Record excerpts:

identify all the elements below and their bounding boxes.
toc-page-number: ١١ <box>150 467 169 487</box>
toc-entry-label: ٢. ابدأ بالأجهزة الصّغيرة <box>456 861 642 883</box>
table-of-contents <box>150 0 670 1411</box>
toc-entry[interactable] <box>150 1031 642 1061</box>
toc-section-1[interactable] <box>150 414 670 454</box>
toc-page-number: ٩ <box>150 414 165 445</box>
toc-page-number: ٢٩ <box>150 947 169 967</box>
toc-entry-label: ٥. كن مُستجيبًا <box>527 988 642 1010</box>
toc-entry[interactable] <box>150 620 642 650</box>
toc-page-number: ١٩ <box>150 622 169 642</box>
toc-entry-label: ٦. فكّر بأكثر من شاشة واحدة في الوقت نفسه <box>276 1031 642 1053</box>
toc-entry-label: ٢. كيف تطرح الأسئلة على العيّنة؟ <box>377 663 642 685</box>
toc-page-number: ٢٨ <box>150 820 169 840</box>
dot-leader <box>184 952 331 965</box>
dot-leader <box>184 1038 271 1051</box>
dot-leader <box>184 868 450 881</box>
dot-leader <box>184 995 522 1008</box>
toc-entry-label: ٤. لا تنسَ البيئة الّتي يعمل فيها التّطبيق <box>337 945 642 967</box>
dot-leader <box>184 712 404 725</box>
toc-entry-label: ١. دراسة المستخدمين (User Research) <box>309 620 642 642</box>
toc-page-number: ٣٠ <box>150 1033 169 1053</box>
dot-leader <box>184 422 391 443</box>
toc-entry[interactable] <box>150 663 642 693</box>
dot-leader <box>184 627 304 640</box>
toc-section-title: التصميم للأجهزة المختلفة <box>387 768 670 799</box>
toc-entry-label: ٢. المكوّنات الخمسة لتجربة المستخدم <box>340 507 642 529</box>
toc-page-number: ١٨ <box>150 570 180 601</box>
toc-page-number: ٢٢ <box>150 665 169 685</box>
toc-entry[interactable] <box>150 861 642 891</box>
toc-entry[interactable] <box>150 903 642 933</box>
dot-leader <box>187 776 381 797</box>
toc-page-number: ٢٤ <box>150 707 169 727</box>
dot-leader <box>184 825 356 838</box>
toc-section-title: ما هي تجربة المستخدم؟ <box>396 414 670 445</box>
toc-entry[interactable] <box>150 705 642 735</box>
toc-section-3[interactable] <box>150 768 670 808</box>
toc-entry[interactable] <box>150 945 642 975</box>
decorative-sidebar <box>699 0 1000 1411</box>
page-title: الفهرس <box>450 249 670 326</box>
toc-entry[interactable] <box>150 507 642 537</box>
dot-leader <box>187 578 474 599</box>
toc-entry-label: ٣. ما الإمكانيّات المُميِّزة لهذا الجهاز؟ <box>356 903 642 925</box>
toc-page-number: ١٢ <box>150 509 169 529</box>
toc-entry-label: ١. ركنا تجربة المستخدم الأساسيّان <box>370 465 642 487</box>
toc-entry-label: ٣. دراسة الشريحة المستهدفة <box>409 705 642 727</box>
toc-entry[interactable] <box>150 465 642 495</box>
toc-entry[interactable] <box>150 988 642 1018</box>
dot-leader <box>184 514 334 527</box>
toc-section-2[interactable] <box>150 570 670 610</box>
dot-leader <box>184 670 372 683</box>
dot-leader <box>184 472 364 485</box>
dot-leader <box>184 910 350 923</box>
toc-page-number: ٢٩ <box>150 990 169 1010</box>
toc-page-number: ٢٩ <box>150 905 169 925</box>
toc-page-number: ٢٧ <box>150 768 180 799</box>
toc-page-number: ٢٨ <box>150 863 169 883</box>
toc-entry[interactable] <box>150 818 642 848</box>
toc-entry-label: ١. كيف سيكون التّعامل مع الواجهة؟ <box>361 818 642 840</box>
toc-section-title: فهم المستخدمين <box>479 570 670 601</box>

Work to be completed: Reproduce the data above verbatim, beginning with its first line and stopping after the line that contains "dot-leader <box>184 952 331 965</box>". Include both of these lines.

Final answer:
identify all the elements below and their bounding boxes.
toc-page-number: ١١ <box>150 467 169 487</box>
toc-entry-label: ٢. ابدأ بالأجهزة الصّغيرة <box>456 861 642 883</box>
table-of-contents <box>150 0 670 1411</box>
toc-entry[interactable] <box>150 1031 642 1061</box>
toc-section-1[interactable] <box>150 414 670 454</box>
toc-page-number: ٩ <box>150 414 165 445</box>
toc-page-number: ٢٩ <box>150 947 169 967</box>
toc-entry-label: ٥. كن مُستجيبًا <box>527 988 642 1010</box>
toc-entry[interactable] <box>150 620 642 650</box>
toc-page-number: ١٩ <box>150 622 169 642</box>
toc-entry-label: ٦. فكّر بأكثر من شاشة واحدة في الوقت نفسه <box>276 1031 642 1053</box>
toc-entry-label: ٢. كيف تطرح الأسئلة على العيّنة؟ <box>377 663 642 685</box>
toc-page-number: ٢٨ <box>150 820 169 840</box>
dot-leader <box>184 952 331 965</box>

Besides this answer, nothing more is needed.